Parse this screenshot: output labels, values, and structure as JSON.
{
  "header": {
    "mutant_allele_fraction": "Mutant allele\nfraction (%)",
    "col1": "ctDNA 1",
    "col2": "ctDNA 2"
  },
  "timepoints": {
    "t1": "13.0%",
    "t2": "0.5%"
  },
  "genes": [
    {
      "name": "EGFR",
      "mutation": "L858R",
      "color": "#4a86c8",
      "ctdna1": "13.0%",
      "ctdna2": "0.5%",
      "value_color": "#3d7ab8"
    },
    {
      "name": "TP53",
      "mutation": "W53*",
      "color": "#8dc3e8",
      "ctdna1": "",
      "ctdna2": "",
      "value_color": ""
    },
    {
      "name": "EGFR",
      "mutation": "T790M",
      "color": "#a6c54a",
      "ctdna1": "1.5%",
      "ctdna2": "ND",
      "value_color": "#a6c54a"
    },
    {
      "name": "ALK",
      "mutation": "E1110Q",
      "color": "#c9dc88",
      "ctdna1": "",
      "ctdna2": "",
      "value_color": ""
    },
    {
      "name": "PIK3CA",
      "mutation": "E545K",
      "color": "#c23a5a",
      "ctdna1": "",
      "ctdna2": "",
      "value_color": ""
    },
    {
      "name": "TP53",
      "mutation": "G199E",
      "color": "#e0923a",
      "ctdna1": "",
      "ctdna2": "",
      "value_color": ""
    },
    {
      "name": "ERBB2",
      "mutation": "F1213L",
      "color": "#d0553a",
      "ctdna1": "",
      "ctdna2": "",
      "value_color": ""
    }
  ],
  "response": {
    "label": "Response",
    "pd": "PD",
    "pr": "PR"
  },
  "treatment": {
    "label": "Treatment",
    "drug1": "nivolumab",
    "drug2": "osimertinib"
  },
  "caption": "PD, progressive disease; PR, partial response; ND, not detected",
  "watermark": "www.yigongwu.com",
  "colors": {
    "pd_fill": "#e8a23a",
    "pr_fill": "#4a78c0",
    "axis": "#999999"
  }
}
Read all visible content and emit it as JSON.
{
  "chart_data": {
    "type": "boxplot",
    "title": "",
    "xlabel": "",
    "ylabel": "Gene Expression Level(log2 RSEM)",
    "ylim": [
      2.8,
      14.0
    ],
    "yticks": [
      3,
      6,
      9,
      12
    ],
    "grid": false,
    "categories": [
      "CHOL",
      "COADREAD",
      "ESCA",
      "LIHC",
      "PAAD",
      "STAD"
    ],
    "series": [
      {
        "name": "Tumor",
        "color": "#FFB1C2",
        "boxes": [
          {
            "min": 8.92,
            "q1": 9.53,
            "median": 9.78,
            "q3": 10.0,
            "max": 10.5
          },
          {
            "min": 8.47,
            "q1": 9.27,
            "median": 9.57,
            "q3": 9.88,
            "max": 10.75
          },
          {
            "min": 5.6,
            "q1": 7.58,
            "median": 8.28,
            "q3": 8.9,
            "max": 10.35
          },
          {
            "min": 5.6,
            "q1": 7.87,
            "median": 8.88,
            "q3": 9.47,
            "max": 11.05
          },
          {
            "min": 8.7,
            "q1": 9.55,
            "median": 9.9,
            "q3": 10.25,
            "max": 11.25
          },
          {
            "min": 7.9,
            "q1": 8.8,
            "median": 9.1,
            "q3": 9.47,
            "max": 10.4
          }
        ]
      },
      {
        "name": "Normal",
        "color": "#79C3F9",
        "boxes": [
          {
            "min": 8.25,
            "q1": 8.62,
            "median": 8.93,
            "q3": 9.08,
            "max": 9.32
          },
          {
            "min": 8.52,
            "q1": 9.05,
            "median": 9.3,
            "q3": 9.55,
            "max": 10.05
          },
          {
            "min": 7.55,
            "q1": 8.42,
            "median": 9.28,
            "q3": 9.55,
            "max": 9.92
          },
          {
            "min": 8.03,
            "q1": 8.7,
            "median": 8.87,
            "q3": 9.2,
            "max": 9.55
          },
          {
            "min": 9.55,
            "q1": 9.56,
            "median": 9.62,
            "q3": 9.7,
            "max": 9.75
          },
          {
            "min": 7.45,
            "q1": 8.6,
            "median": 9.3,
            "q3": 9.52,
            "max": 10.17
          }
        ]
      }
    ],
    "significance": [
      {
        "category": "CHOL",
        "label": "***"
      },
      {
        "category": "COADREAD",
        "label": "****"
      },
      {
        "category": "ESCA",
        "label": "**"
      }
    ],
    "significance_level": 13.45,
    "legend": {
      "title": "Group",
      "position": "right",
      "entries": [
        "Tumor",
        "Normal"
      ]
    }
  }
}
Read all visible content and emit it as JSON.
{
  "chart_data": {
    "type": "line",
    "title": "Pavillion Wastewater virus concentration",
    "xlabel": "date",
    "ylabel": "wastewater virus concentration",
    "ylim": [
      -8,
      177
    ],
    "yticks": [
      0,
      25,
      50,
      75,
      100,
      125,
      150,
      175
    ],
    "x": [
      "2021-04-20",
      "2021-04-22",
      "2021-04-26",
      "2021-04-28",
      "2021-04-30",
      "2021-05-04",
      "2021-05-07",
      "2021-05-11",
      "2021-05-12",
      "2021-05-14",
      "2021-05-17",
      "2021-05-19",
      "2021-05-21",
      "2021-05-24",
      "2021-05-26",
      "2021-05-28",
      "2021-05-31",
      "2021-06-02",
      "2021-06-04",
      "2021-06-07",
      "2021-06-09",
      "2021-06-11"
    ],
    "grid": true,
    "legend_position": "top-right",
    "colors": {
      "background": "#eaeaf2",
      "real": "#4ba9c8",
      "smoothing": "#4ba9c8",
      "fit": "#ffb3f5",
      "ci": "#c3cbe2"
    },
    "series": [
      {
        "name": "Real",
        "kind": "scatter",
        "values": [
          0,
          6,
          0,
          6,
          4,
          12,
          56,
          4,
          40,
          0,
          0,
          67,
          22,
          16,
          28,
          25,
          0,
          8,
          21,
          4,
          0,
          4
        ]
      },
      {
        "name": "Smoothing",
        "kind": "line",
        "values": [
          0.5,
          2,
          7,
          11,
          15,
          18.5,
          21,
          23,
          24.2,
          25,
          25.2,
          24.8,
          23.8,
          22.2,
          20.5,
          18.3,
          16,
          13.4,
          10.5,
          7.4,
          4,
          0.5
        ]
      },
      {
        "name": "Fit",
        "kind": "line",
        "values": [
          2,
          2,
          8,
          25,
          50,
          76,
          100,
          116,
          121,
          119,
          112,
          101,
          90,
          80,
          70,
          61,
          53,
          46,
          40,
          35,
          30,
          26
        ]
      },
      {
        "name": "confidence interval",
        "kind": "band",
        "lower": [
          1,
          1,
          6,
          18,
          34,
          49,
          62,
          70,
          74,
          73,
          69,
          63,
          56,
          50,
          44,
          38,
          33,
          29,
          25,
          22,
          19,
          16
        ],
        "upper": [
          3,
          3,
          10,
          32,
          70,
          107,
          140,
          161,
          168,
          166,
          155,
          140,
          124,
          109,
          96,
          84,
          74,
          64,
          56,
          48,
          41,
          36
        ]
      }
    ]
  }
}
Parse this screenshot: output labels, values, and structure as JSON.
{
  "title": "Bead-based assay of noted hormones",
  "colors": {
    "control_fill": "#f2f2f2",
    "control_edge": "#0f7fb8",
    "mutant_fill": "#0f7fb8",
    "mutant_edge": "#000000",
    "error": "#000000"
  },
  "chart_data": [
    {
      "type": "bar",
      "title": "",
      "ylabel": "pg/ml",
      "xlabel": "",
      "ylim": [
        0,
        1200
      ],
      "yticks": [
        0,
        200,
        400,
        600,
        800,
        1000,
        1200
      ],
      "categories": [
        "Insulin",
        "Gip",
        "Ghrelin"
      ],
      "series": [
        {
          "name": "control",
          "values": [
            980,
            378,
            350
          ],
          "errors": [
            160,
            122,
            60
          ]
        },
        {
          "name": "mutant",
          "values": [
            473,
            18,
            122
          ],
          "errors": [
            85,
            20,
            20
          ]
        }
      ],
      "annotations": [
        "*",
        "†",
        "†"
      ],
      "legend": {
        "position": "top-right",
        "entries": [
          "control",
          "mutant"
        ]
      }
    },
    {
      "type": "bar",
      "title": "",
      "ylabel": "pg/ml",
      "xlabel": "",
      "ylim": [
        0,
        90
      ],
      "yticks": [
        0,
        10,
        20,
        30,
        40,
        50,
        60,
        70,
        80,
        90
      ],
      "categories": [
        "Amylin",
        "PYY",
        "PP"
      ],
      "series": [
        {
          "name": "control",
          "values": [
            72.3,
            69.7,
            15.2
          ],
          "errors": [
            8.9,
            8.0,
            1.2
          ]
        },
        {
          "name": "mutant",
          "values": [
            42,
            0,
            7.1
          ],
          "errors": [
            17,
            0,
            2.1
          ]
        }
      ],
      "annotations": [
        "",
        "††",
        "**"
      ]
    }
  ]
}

▬▬▬▬▬▬

== TASK ITEM ==
Each line that contains "median" is to be copied from the listing above.

== RESULT ==
            "median": 9.78,
            "median": 9.57,
            "median": 8.28,
            "median": 8.88,
            "median": 9.9,
            "median": 9.1,
            "median": 8.93,
            "median": 9.3,
            "median": 9.28,
            "median": 8.87,
            "median": 9.62,
            "median": 9.3,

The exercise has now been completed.